Goal: Print the entries below in their entirety, exactly as they are written.

Items:
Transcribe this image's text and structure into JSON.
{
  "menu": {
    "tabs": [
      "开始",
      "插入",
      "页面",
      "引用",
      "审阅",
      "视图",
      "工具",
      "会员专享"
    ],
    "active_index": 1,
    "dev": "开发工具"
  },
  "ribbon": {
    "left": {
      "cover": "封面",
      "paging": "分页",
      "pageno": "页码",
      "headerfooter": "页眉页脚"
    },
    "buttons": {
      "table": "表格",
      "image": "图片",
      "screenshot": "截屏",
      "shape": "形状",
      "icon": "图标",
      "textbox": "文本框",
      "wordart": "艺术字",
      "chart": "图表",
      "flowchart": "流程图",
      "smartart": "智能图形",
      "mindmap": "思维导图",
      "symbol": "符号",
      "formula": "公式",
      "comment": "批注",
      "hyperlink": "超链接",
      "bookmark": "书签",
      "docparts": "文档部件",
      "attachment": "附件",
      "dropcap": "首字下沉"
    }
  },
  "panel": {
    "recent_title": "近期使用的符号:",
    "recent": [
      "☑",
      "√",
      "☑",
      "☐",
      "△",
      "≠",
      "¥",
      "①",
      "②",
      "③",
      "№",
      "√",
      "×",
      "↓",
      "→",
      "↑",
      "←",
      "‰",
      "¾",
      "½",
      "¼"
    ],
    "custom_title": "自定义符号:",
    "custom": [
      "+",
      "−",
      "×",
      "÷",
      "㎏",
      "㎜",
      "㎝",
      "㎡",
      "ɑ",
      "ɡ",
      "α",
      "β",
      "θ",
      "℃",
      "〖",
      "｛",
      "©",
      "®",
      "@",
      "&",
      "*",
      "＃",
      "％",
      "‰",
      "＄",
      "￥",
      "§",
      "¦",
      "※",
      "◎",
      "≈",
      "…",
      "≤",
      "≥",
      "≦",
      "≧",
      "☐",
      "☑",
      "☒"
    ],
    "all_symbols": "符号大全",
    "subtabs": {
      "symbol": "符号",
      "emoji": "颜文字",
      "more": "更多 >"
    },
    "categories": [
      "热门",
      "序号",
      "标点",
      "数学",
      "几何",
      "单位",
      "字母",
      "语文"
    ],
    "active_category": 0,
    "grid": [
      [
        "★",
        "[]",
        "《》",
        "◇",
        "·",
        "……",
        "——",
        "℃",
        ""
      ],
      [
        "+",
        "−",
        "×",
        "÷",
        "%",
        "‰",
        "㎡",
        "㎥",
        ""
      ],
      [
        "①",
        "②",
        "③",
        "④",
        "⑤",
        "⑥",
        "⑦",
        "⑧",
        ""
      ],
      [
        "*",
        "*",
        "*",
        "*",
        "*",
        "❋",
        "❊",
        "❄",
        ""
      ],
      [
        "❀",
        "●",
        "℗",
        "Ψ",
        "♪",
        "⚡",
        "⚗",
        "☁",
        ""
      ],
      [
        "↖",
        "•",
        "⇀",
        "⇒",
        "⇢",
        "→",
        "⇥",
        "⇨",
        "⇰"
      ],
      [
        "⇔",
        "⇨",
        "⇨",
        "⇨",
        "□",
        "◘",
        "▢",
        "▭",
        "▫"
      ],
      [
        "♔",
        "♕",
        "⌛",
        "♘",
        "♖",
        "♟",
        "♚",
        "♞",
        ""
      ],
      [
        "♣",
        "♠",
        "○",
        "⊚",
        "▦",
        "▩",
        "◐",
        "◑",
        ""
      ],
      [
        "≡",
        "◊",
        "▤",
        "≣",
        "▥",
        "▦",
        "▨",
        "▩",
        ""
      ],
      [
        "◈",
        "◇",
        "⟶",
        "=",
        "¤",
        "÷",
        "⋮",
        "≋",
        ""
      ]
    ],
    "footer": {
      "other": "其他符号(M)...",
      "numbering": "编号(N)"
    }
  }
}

Solution:
Transcribe this image's text and structure into JSON.
{
  "menu": {
    "tabs": [
      "开始",
      "插入",
      "页面",
      "引用",
      "审阅",
      "视图",
      "工具",
      "会员专享"
    ],
    "active_index": 1,
    "dev": "开发工具"
  },
  "ribbon": {
    "left": {
      "cover": "封面",
      "paging": "分页",
      "pageno": "页码",
      "headerfooter": "页眉页脚"
    },
    "buttons": {
      "table": "表格",
      "image": "图片",
      "screenshot": "截屏",
      "shape": "形状",
      "icon": "图标",
      "textbox": "文本框",
      "wordart": "艺术字",
      "chart": "图表",
      "flowchart": "流程图",
      "smartart": "智能图形",
      "mindmap": "思维导图",
      "symbol": "符号",
      "formula": "公式",
      "comment": "批注",
      "hyperlink": "超链接",
      "bookmark": "书签",
      "docparts": "文档部件",
      "attachment": "附件",
      "dropcap": "首字下沉"
    }
  },
  "panel": {
    "recent_title": "近期使用的符号:",
    "recent": [
      "☑",
      "√",
      "☑",
      "☐",
      "△",
      "≠",
      "¥",
      "①",
      "②",
      "③",
      "№",
      "√",
      "×",
      "↓",
      "→",
      "↑",
      "←",
      "‰",
      "¾",
      "½",
      "¼"
    ],
    "custom_title": "自定义符号:",
    "custom": [
      "+",
      "−",
      "×",
      "÷",
      "㎏",
      "㎜",
      "㎝",
      "㎡",
      "ɑ",
      "ɡ",
      "α",
      "β",
      "θ",
      "℃",
      "〖",
      "｛",
      "©",
      "®",
      "@",
      "&",
      "*",
      "＃",
      "％",
      "‰",
      "＄",
      "￥",
      "§",
      "¦",
      "※",
      "◎",
      "≈",
      "…",
      "≤",
      "≥",
      "≦",
      "≧",
      "☐",
      "☑",
      "☒"
    ],
    "all_symbols": "符号大全",
    "subtabs": {
      "symbol": "符号",
      "emoji": "颜文字",
      "more": "更多 >"
    },
    "categories": [
      "热门",
      "序号",
      "标点",
      "数学",
      "几何",
      "单位",
      "字母",
      "语文"
    ],
    "active_category": 0,
    "grid": [
      [
        "★",
        "[]",
        "《》",
        "◇",
        "·",
        "……",
        "——",
        "℃",
        ""
      ],
      [
        "+",
        "−",
        "×",
        "÷",
        "%",
        "‰",
        "㎡",
        "㎥",
        ""
      ],
      [
        "①",
        "②",
        "③",
        "④",
        "⑤",
        "⑥",
        "⑦",
        "⑧",
        ""
      ],
      [
        "*",
        "*",
        "*",
        "*",
        "*",
        "❋",
        "❊",
        "❄",
        ""
      ],
      [
        "❀",
        "●",
        "℗",
        "Ψ",
        "♪",
        "⚡",
        "⚗",
        "☁",
        ""
      ],
      [
        "↖",
        "•",
        "⇀",
        "⇒",
        "⇢",
        "→",
        "⇥",
        "⇨",
        "⇰"
      ],
      [
        "⇔",
        "⇨",
        "⇨",
        "⇨",
        "□",
        "◘",
        "▢",
        "▭",
        "▫"
      ],
      [
        "♔",
        "♕",
        "⌛",
        "♘",
        "♖",
        "♟",
        "♚",
        "♞",
        ""
      ],
      [
        "♣",
        "♠",
        "○",
        "⊚",
        "▦",
        "▩",
        "◐",
        "◑",
        ""
      ],
      [
        "≡",
        "◊",
        "▤",
        "≣",
        "▥",
        "▦",
        "▨",
        "▩",
        ""
      ],
      [
        "◈",
        "◇",
        "⟶",
        "=",
        "¤",
        "÷",
        "⋮",
        "≋",
        ""
      ]
    ],
    "footer": {
      "other": "其他符号(M)...",
      "numbering": "编号(N)"
    }
  }
}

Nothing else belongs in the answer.